== Instructions for the task ==
Write out all of the records precisely. Skip anything that is a picture.

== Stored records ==
:::::

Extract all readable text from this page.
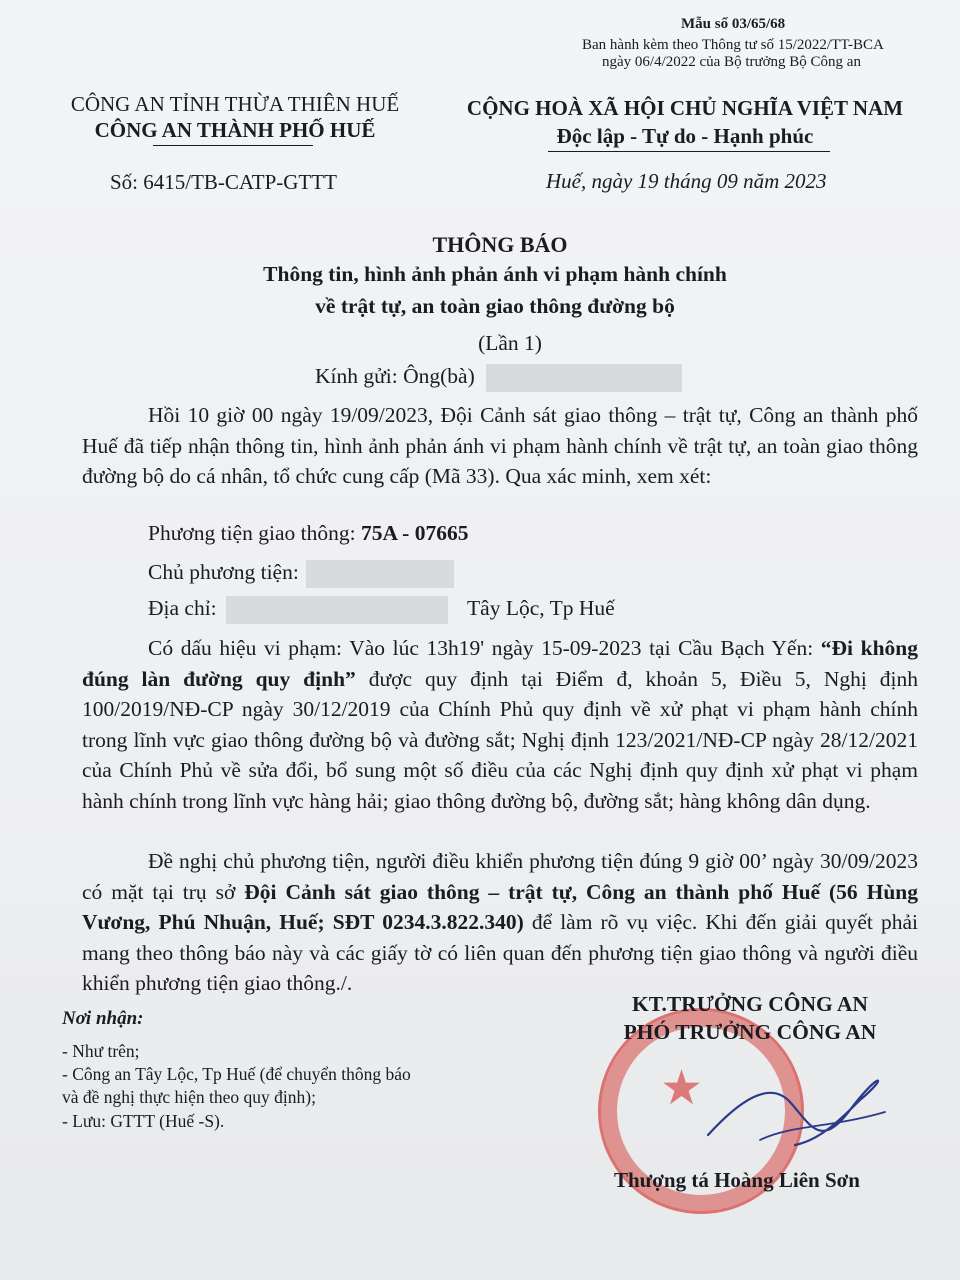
Mẫu số 03/65/68
Ban hành kèm theo Thông tư số 15/2022/TT-BCA
ngày 06/4/2022 của Bộ trưởng Bộ Công an
CÔNG AN TỈNH THỪA THIÊN HUẾ
CÔNG AN THÀNH PHỐ HUẾ
Số: 6415/TB-CATP-GTTT
CỘNG HOÀ XÃ HỘI CHỦ NGHĨA VIỆT NAM
Độc lập - Tự do - Hạnh phúc
Huế, ngày 19 tháng 09 năm 2023
THÔNG BÁO
Thông tin, hình ảnh phản ánh vi phạm hành chính
về trật tự, an toàn giao thông đường bộ
(Lần 1)
Kính gửi: Ông(bà)
Hồi 10 giờ 00 ngày 19/09/2023, Đội Cảnh sát giao thông – trật tự, Công an thành phố Huế đã tiếp nhận thông tin, hình ảnh phản ánh vi phạm hành chính về trật tự, an toàn giao thông đường bộ do cá nhân, tổ chức cung cấp (Mã 33). Qua xác minh, xem xét:
Phương tiện giao thông: 75A - 07665
Chủ phương tiện:
Địa chỉ:	Tây Lộc, Tp Huế
Có dấu hiệu vi phạm: Vào lúc 13h19' ngày 15-09-2023 tại Cầu Bạch Yến: “Đi không đúng làn đường quy định” được quy định tại Điểm đ, khoản 5, Điều 5, Nghị định 100/2019/NĐ-CP ngày 30/12/2019 của Chính Phủ quy định về xử phạt vi phạm hành chính trong lĩnh vực giao thông đường bộ và đường sắt; Nghị định 123/2021/NĐ-CP ngày 28/12/2021 của Chính Phủ về sửa đổi, bổ sung một số điều của các Nghị định quy định xử phạt vi phạm hành chính trong lĩnh vực hàng hải; giao thông đường bộ, đường sắt; hàng không dân dụng.
Đề nghị chủ phương tiện, người điều khiển phương tiện đúng 9 giờ 00’ ngày 30/09/2023 có mặt tại trụ sở Đội Cảnh sát giao thông – trật tự, Công an thành phố Huế (56 Hùng Vương, Phú Nhuận, Huế; SĐT 0234.3.822.340) để làm rõ vụ việc. Khi đến giải quyết phải mang theo thông báo này và các giấy tờ có liên quan đến phương tiện giao thông và người điều khiển phương tiện giao thông./.
Nơi nhận:
- Như trên;
- Công an Tây Lộc, Tp Huế (để chuyển thông báo
và đề nghị thực hiện theo quy định);
- Lưu: GTTT (Huế -S).
★
KT.TRƯỞNG CÔNG AN
PHÓ TRƯỞNG CÔNG AN
Thượng tá Hoàng Liên Sơn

:::::

== Exercise solution ==
Extract all readable text from this page.
Mẫu số 03/65/68
Ban hành kèm theo Thông tư số 15/2022/TT-BCA
ngày 06/4/2022 của Bộ trưởng Bộ Công an
CÔNG AN TỈNH THỪA THIÊN HUẾ
CÔNG AN THÀNH PHỐ HUẾ
Số: 6415/TB-CATP-GTTT
CỘNG HOÀ XÃ HỘI CHỦ NGHĨA VIỆT NAM
Độc lập - Tự do - Hạnh phúc
Huế, ngày 19 tháng 09 năm 2023
THÔNG BÁO
Thông tin, hình ảnh phản ánh vi phạm hành chính
về trật tự, an toàn giao thông đường bộ
(Lần 1)
Kính gửi: Ông(bà)
Hồi 10 giờ 00 ngày 19/09/2023, Đội Cảnh sát giao thông – trật tự, Công an thành phố Huế đã tiếp nhận thông tin, hình ảnh phản ánh vi phạm hành chính về trật tự, an toàn giao thông đường bộ do cá nhân, tổ chức cung cấp (Mã 33). Qua xác minh, xem xét:
Phương tiện giao thông: 75A - 07665
Chủ phương tiện:
Địa chỉ:	Tây Lộc, Tp Huế
Có dấu hiệu vi phạm: Vào lúc 13h19' ngày 15-09-2023 tại Cầu Bạch Yến: “Đi không đúng làn đường quy định” được quy định tại Điểm đ, khoản 5, Điều 5, Nghị định 100/2019/NĐ-CP ngày 30/12/2019 của Chính Phủ quy định về xử phạt vi phạm hành chính trong lĩnh vực giao thông đường bộ và đường sắt; Nghị định 123/2021/NĐ-CP ngày 28/12/2021 của Chính Phủ về sửa đổi, bổ sung một số điều của các Nghị định quy định xử phạt vi phạm hành chính trong lĩnh vực hàng hải; giao thông đường bộ, đường sắt; hàng không dân dụng.
Đề nghị chủ phương tiện, người điều khiển phương tiện đúng 9 giờ 00’ ngày 30/09/2023 có mặt tại trụ sở Đội Cảnh sát giao thông – trật tự, Công an thành phố Huế (56 Hùng Vương, Phú Nhuận, Huế; SĐT 0234.3.822.340) để làm rõ vụ việc. Khi đến giải quyết phải mang theo thông báo này và các giấy tờ có liên quan đến phương tiện giao thông và người điều khiển phương tiện giao thông./.
Nơi nhận:
- Như trên;
- Công an Tây Lộc, Tp Huế (để chuyển thông báo
và đề nghị thực hiện theo quy định);
- Lưu: GTTT (Huế -S).
★
KT.TRƯỞNG CÔNG AN
PHÓ TRƯỞNG CÔNG AN
Thượng tá Hoàng Liên Sơn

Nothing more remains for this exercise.